Return the records, each one exactly as written.

Collected data:
____
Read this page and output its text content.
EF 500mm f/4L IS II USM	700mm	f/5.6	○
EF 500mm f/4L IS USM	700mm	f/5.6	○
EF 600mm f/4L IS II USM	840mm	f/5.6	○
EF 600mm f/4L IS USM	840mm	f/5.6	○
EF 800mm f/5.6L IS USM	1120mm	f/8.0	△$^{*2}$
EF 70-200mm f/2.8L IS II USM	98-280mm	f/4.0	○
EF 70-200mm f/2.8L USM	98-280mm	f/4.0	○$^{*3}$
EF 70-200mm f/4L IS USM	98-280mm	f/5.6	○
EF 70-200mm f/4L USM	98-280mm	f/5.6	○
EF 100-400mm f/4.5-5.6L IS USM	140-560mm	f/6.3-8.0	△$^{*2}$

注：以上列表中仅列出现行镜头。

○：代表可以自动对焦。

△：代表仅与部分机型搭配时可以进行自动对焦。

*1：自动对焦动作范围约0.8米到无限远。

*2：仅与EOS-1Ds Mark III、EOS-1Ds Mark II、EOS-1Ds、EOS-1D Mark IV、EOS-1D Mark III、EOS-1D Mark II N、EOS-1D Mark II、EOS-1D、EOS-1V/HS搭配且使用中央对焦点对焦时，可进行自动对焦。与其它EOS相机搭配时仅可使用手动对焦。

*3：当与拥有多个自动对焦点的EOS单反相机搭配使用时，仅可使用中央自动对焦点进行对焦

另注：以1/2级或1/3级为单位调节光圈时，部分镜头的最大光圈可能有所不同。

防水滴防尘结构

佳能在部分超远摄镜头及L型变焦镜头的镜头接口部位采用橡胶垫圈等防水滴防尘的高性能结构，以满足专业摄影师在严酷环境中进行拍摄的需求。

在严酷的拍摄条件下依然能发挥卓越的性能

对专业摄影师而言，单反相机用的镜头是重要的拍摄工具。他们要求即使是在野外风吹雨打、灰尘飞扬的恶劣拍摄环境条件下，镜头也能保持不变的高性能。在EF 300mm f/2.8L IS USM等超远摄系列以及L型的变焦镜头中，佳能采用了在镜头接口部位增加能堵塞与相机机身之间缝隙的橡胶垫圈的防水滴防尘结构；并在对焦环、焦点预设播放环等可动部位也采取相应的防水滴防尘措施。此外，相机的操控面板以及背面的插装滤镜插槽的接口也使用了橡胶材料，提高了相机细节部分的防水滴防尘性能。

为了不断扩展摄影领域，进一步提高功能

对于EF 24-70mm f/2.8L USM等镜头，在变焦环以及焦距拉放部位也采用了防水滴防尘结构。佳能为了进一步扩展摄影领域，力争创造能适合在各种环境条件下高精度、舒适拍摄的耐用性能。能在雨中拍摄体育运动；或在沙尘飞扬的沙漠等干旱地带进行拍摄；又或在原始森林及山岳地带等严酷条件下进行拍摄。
____
Output for this exercise:
Read this page and output its text content.
EF 500mm f/4L IS II USM	700mm	f/5.6	○
EF 500mm f/4L IS USM	700mm	f/5.6	○
EF 600mm f/4L IS II USM	840mm	f/5.6	○
EF 600mm f/4L IS USM	840mm	f/5.6	○
EF 800mm f/5.6L IS USM	1120mm	f/8.0	△$^{*2}$
EF 70-200mm f/2.8L IS II USM	98-280mm	f/4.0	○
EF 70-200mm f/2.8L USM	98-280mm	f/4.0	○$^{*3}$
EF 70-200mm f/4L IS USM	98-280mm	f/5.6	○
EF 70-200mm f/4L USM	98-280mm	f/5.6	○
EF 100-400mm f/4.5-5.6L IS USM	140-560mm	f/6.3-8.0	△$^{*2}$

注：以上列表中仅列出现行镜头。

○：代表可以自动对焦。

△：代表仅与部分机型搭配时可以进行自动对焦。

*1：自动对焦动作范围约0.8米到无限远。

*2：仅与EOS-1Ds Mark III、EOS-1Ds Mark II、EOS-1Ds、EOS-1D Mark IV、EOS-1D Mark III、EOS-1D Mark II N、EOS-1D Mark II、EOS-1D、EOS-1V/HS搭配且使用中央对焦点对焦时，可进行自动对焦。与其它EOS相机搭配时仅可使用手动对焦。

*3：当与拥有多个自动对焦点的EOS单反相机搭配使用时，仅可使用中央自动对焦点进行对焦

另注：以1/2级或1/3级为单位调节光圈时，部分镜头的最大光圈可能有所不同。

防水滴防尘结构

佳能在部分超远摄镜头及L型变焦镜头的镜头接口部位采用橡胶垫圈等防水滴防尘的高性能结构，以满足专业摄影师在严酷环境中进行拍摄的需求。

在严酷的拍摄条件下依然能发挥卓越的性能

对专业摄影师而言，单反相机用的镜头是重要的拍摄工具。他们要求即使是在野外风吹雨打、灰尘飞扬的恶劣拍摄环境条件下，镜头也能保持不变的高性能。在EF 300mm f/2.8L IS USM等超远摄系列以及L型的变焦镜头中，佳能采用了在镜头接口部位增加能堵塞与相机机身之间缝隙的橡胶垫圈的防水滴防尘结构；并在对焦环、焦点预设播放环等可动部位也采取相应的防水滴防尘措施。此外，相机的操控面板以及背面的插装滤镜插槽的接口也使用了橡胶材料，提高了相机细节部分的防水滴防尘性能。

为了不断扩展摄影领域，进一步提高功能

对于EF 24-70mm f/2.8L USM等镜头，在变焦环以及焦距拉放部位也采用了防水滴防尘结构。佳能为了进一步扩展摄影领域，力争创造能适合在各种环境条件下高精度、舒适拍摄的耐用性能。能在雨中拍摄体育运动；或在沙尘飞扬的沙漠等干旱地带进行拍摄；又或在原始森林及山岳地带等严酷条件下进行拍摄。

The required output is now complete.